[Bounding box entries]

-*-

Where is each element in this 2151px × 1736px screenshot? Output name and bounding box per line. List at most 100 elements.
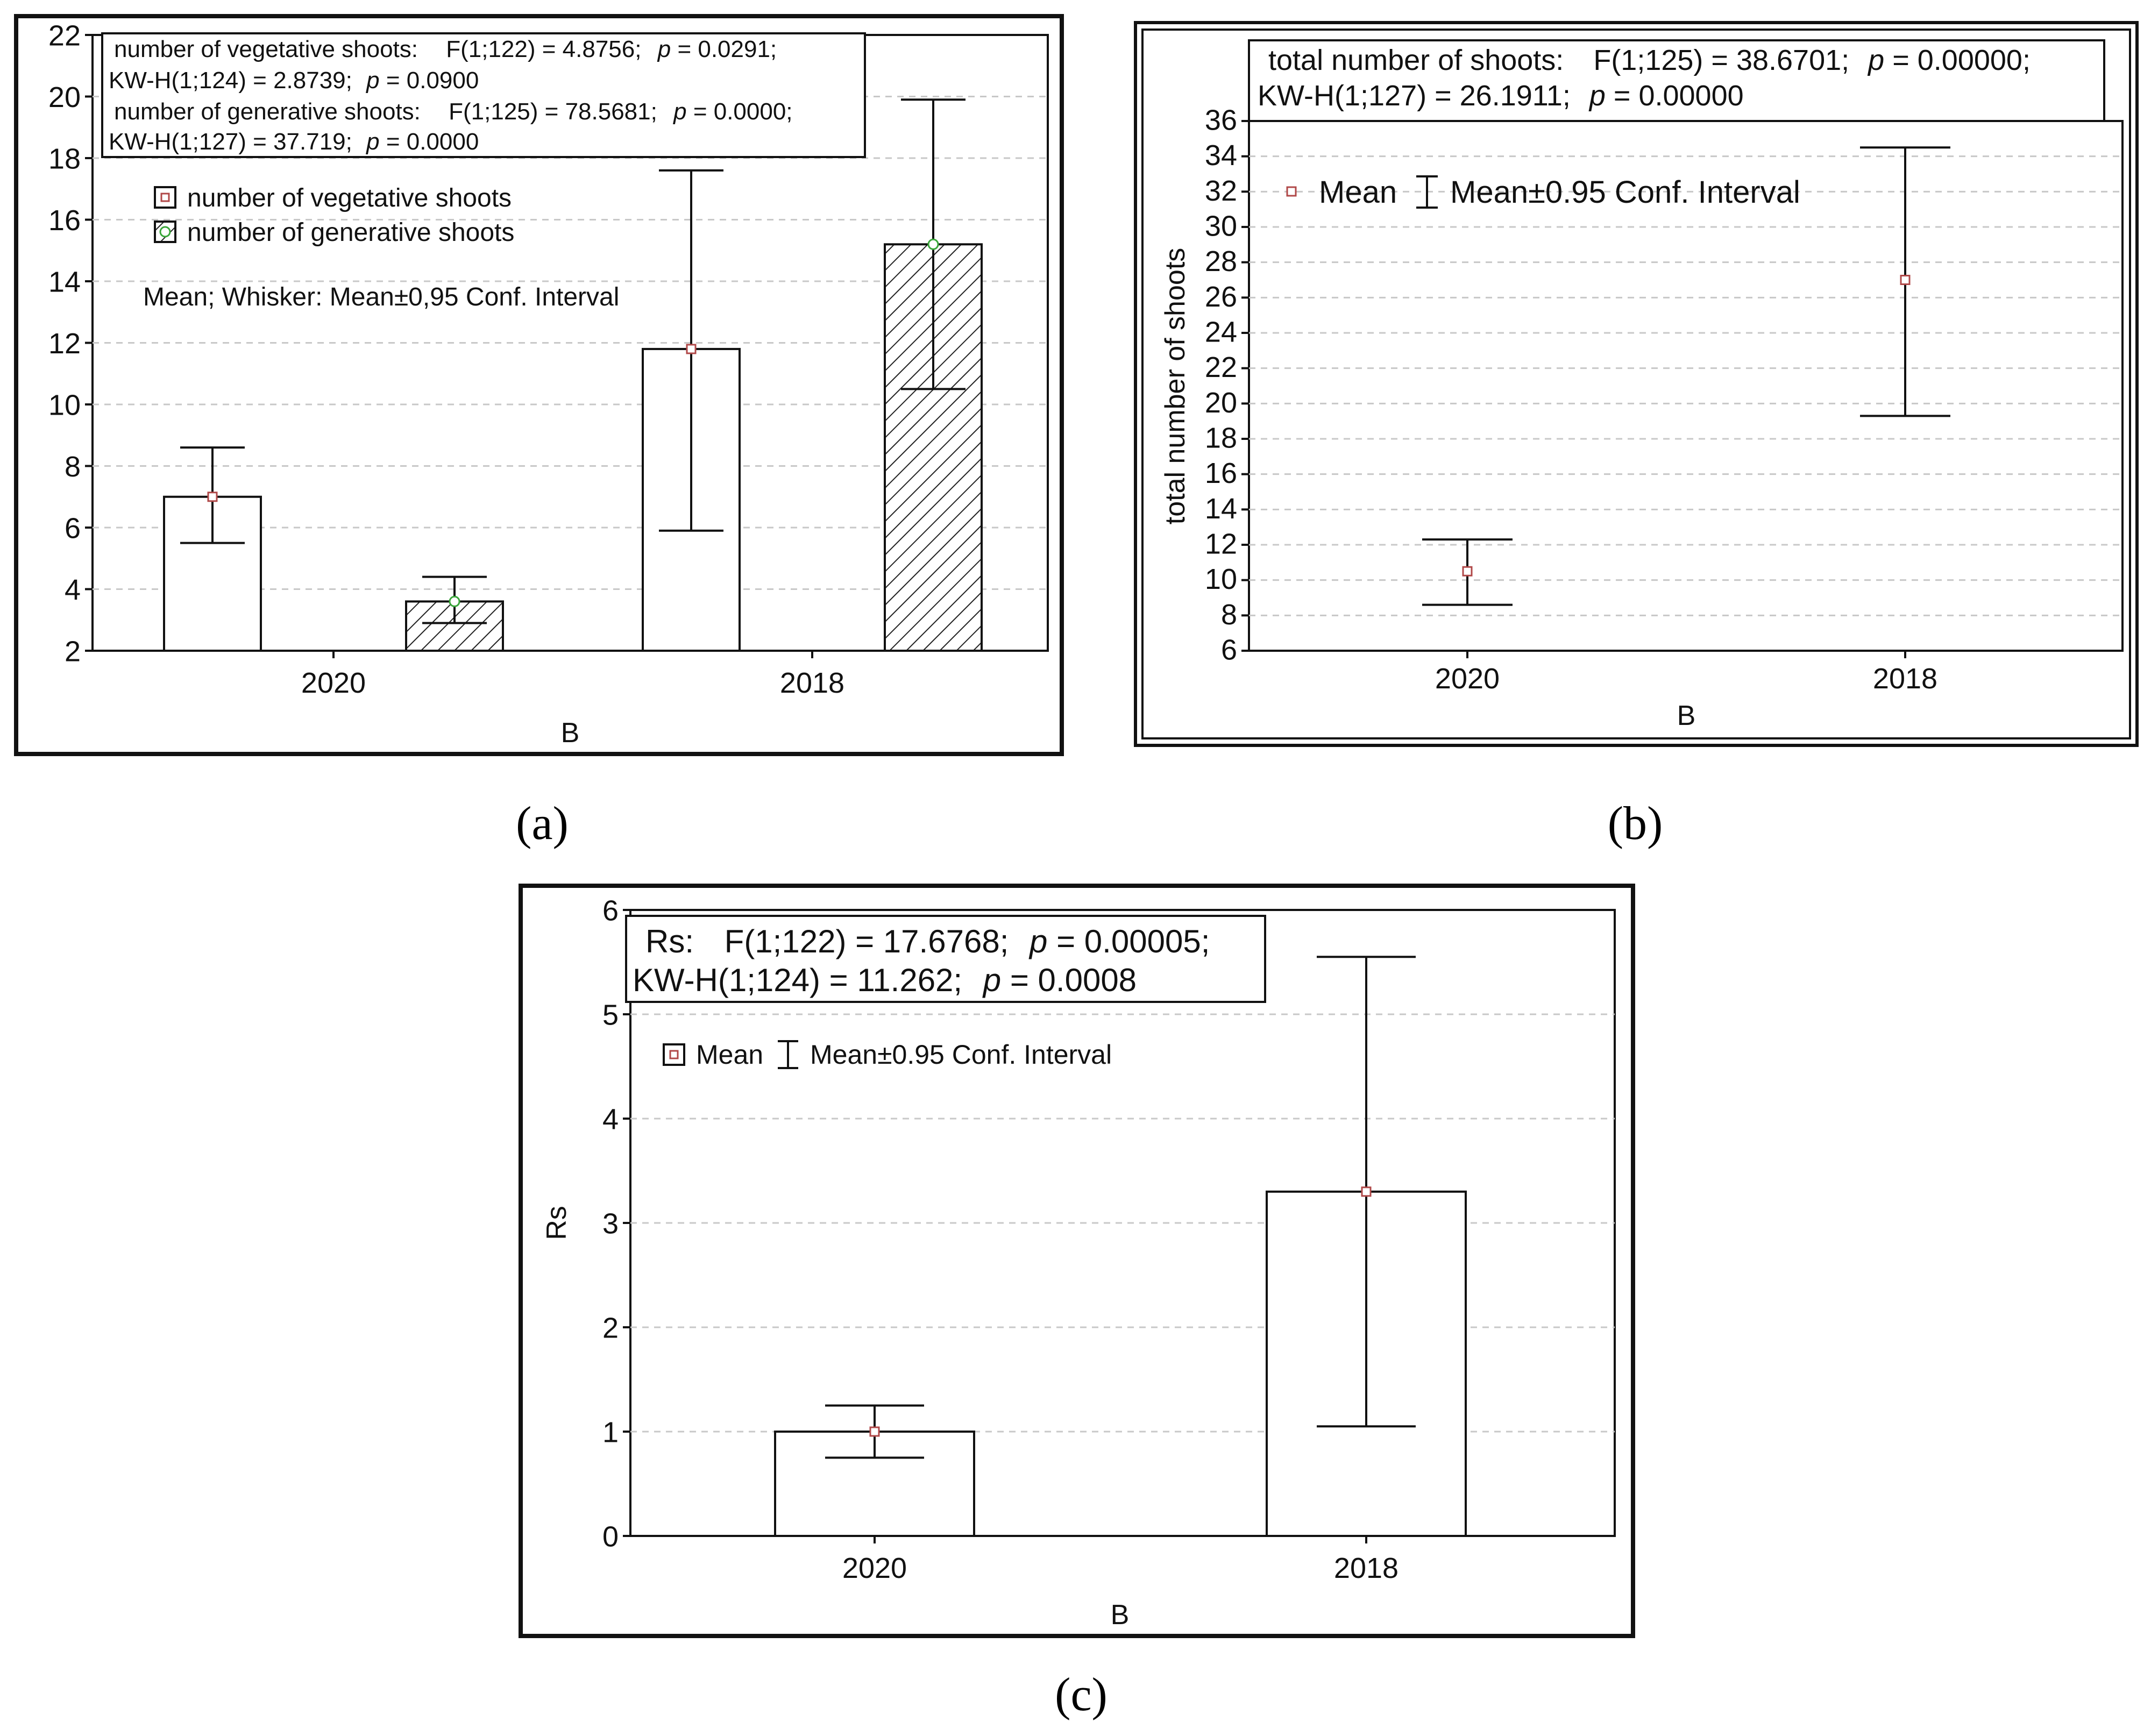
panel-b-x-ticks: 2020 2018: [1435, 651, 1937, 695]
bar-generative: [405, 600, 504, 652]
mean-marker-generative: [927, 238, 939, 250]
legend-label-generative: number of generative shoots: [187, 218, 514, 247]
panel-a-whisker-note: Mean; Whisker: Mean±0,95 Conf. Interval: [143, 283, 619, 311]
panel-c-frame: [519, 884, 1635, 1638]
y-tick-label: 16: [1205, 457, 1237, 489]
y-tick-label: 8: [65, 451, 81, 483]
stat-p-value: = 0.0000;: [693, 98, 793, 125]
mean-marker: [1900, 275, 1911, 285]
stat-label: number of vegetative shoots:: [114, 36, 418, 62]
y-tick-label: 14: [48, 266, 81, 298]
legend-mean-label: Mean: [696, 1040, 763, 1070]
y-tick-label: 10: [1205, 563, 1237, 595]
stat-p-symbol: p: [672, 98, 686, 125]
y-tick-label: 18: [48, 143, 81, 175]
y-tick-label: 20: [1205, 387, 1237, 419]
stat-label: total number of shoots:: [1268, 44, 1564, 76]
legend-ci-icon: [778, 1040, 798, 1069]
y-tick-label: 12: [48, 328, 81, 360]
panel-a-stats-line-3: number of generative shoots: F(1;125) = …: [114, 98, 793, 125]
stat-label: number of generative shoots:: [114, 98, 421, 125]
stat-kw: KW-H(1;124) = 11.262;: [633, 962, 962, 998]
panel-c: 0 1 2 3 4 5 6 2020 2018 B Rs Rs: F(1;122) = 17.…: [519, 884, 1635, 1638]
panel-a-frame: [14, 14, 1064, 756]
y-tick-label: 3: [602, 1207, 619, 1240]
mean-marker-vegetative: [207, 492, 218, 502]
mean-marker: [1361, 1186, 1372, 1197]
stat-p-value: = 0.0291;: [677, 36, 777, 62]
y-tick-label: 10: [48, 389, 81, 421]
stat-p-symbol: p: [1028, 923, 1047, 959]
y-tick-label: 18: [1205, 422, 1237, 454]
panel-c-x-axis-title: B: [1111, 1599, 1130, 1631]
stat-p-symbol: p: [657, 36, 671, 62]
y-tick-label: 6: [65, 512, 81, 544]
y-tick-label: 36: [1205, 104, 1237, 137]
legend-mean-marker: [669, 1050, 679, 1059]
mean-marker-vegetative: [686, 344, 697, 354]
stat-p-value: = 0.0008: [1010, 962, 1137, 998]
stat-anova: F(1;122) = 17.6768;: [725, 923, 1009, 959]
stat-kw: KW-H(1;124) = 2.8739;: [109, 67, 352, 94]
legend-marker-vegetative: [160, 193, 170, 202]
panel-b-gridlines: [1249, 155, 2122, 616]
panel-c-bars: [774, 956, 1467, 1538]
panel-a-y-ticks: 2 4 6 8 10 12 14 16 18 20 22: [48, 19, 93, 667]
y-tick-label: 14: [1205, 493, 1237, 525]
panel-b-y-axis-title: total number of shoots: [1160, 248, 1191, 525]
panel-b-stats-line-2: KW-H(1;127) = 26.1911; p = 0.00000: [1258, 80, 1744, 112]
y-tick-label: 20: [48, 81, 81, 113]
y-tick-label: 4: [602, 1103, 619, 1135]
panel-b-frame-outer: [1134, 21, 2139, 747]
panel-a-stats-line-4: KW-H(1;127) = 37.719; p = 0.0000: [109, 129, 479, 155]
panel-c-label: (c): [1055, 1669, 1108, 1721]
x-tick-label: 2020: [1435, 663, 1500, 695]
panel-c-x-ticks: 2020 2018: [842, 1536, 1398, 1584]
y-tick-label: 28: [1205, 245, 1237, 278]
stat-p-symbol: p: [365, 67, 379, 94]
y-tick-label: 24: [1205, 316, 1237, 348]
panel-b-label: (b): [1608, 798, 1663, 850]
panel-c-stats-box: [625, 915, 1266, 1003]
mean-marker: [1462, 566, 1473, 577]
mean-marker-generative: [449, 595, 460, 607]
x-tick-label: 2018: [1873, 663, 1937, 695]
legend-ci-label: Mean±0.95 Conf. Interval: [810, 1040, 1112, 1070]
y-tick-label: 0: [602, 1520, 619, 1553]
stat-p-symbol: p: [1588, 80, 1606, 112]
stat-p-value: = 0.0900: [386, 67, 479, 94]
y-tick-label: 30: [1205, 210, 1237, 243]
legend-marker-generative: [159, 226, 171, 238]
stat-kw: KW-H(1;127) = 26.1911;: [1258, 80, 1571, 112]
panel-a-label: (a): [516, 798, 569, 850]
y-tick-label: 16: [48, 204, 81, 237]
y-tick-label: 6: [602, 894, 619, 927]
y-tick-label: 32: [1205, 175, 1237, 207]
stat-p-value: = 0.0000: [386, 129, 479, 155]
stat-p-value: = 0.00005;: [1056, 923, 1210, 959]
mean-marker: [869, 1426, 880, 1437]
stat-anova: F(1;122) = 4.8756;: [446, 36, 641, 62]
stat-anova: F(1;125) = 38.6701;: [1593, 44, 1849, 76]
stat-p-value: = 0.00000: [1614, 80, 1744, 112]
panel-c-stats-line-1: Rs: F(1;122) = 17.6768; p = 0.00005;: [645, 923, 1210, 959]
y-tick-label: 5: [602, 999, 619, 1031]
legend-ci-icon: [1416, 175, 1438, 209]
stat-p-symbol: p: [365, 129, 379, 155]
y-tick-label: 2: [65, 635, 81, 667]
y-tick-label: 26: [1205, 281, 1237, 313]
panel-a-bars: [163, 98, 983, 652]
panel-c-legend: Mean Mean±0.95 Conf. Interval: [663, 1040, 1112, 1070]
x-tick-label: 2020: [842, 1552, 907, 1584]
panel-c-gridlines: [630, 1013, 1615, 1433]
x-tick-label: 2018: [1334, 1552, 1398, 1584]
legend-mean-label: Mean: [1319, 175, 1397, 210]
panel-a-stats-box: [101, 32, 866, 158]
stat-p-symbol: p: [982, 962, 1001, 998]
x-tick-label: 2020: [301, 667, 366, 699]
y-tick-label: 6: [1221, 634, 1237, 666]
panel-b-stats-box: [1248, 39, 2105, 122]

-*-

Arrange the lines from the one containing "panel-b-x-ticks: 2020 2018: [1435, 651, 1937, 695]" through the one containing "y-tick-label: 8: [65, 451, 81, 483]", inclusive, as a JSON list of strings with one string per line and any blank lines omitted.

→ TASK ANSWER
[
  "panel-b-x-ticks: 2020 2018: [1435, 651, 1937, 695]",
  "bar-generative: [405, 600, 504, 652]",
  "mean-marker-generative: [927, 238, 939, 250]",
  "legend-label-generative: number of generative shoots: [187, 218, 514, 247]",
  "panel-a-whisker-note: Mean; Whisker: Mean±0,95 Conf. Interval: [143, 283, 619, 311]",
  "panel-c-frame: [519, 884, 1635, 1638]",
  "y-tick-label: 16: [1205, 457, 1237, 489]",
  "y-tick-label: 8: [65, 451, 81, 483]"
]